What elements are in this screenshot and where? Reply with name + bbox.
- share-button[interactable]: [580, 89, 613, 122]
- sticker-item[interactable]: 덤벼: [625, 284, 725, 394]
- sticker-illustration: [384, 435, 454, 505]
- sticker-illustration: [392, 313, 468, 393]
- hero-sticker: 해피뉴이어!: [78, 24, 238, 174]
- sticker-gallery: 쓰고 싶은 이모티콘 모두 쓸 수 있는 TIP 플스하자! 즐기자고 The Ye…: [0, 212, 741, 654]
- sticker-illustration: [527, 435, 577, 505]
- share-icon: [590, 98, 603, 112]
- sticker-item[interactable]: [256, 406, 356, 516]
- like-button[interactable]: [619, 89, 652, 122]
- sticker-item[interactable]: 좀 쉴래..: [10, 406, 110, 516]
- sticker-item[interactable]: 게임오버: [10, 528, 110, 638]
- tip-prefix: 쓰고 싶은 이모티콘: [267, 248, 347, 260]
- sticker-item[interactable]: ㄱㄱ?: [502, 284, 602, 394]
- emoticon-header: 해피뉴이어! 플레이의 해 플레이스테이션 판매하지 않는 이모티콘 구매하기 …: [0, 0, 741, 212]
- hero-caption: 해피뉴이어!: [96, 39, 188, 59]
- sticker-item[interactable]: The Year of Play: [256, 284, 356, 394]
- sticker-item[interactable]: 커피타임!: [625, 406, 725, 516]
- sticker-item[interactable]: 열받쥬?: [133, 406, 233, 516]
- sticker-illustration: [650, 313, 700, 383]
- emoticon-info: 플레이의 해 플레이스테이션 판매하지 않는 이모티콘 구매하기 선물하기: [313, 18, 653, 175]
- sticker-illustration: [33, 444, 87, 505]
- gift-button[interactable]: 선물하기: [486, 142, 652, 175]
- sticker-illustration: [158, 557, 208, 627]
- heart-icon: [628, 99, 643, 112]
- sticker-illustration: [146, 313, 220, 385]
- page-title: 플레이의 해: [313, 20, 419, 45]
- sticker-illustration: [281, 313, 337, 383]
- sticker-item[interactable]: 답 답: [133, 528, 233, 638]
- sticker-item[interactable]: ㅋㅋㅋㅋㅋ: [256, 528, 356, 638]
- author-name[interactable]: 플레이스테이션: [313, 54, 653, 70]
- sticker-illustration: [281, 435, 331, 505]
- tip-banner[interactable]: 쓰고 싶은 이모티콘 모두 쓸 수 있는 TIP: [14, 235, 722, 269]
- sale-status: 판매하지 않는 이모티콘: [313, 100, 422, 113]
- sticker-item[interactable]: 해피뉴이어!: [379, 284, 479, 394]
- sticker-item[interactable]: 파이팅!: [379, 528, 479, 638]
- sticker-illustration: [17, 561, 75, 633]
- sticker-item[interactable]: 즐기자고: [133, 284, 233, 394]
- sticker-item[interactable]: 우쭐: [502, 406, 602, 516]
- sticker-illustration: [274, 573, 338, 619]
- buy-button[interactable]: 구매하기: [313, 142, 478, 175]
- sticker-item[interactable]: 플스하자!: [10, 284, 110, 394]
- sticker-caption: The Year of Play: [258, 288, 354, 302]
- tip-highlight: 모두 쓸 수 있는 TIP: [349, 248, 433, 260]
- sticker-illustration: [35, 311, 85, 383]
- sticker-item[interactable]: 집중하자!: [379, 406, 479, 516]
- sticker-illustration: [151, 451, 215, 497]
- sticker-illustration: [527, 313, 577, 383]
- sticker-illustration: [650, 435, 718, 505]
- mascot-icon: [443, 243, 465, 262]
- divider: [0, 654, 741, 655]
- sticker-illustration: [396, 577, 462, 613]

○ ○ ○ ○ ○

*Stated problem*
Reproduce every line of the data above without changing a single character.

*Exercise output*
What elements are in this screenshot and where? Reply with name + bbox.
- share-button[interactable]: [580, 89, 613, 122]
- sticker-item[interactable]: 덤벼: [625, 284, 725, 394]
- sticker-illustration: [384, 435, 454, 505]
- sticker-illustration: [392, 313, 468, 393]
- hero-sticker: 해피뉴이어!: [78, 24, 238, 174]
- sticker-gallery: 쓰고 싶은 이모티콘 모두 쓸 수 있는 TIP 플스하자! 즐기자고 The Ye…: [0, 212, 741, 654]
- sticker-illustration: [527, 435, 577, 505]
- share-icon: [590, 98, 603, 112]
- sticker-item[interactable]: [256, 406, 356, 516]
- like-button[interactable]: [619, 89, 652, 122]
- sticker-item[interactable]: 좀 쉴래..: [10, 406, 110, 516]
- sticker-item[interactable]: 게임오버: [10, 528, 110, 638]
- tip-prefix: 쓰고 싶은 이모티콘: [267, 248, 347, 260]
- sticker-item[interactable]: ㄱㄱ?: [502, 284, 602, 394]
- emoticon-header: 해피뉴이어! 플레이의 해 플레이스테이션 판매하지 않는 이모티콘 구매하기 …: [0, 0, 741, 212]
- hero-caption: 해피뉴이어!: [96, 39, 188, 59]
- sticker-item[interactable]: The Year of Play: [256, 284, 356, 394]
- sticker-item[interactable]: 커피타임!: [625, 406, 725, 516]
- sticker-item[interactable]: 열받쥬?: [133, 406, 233, 516]
- sticker-illustration: [650, 313, 700, 383]
- emoticon-info: 플레이의 해 플레이스테이션 판매하지 않는 이모티콘 구매하기 선물하기: [313, 18, 653, 175]
- sticker-illustration: [33, 444, 87, 505]
- gift-button[interactable]: 선물하기: [486, 142, 652, 175]
- sticker-illustration: [158, 557, 208, 627]
- heart-icon: [628, 99, 643, 112]
- sticker-illustration: [146, 313, 220, 385]
- page-title: 플레이의 해: [313, 20, 419, 45]
- sticker-illustration: [281, 313, 337, 383]
- sticker-item[interactable]: 답 답: [133, 528, 233, 638]
- sticker-item[interactable]: ㅋㅋㅋㅋㅋ: [256, 528, 356, 638]
- author-name[interactable]: 플레이스테이션: [313, 54, 653, 70]
- sticker-illustration: [281, 435, 331, 505]
- tip-banner[interactable]: 쓰고 싶은 이모티콘 모두 쓸 수 있는 TIP: [14, 235, 722, 269]
- sale-status: 판매하지 않는 이모티콘: [313, 100, 422, 113]
- sticker-item[interactable]: 해피뉴이어!: [379, 284, 479, 394]
- sticker-item[interactable]: 파이팅!: [379, 528, 479, 638]
- sticker-illustration: [17, 561, 75, 633]
- sticker-item[interactable]: 즐기자고: [133, 284, 233, 394]
- sticker-item[interactable]: 우쭐: [502, 406, 602, 516]
- sticker-illustration: [274, 573, 338, 619]
- buy-button[interactable]: 구매하기: [313, 142, 478, 175]
- sticker-item[interactable]: 플스하자!: [10, 284, 110, 394]
- sticker-caption: The Year of Play: [258, 288, 354, 302]
- tip-highlight: 모두 쓸 수 있는 TIP: [349, 248, 433, 260]
- sticker-illustration: [35, 311, 85, 383]
- sticker-item[interactable]: 집중하자!: [379, 406, 479, 516]
- sticker-illustration: [151, 451, 215, 497]
- sticker-illustration: [527, 313, 577, 383]
- sticker-illustration: [650, 435, 718, 505]
- mascot-icon: [443, 243, 465, 262]
- divider: [0, 654, 741, 655]
- sticker-illustration: [396, 577, 462, 613]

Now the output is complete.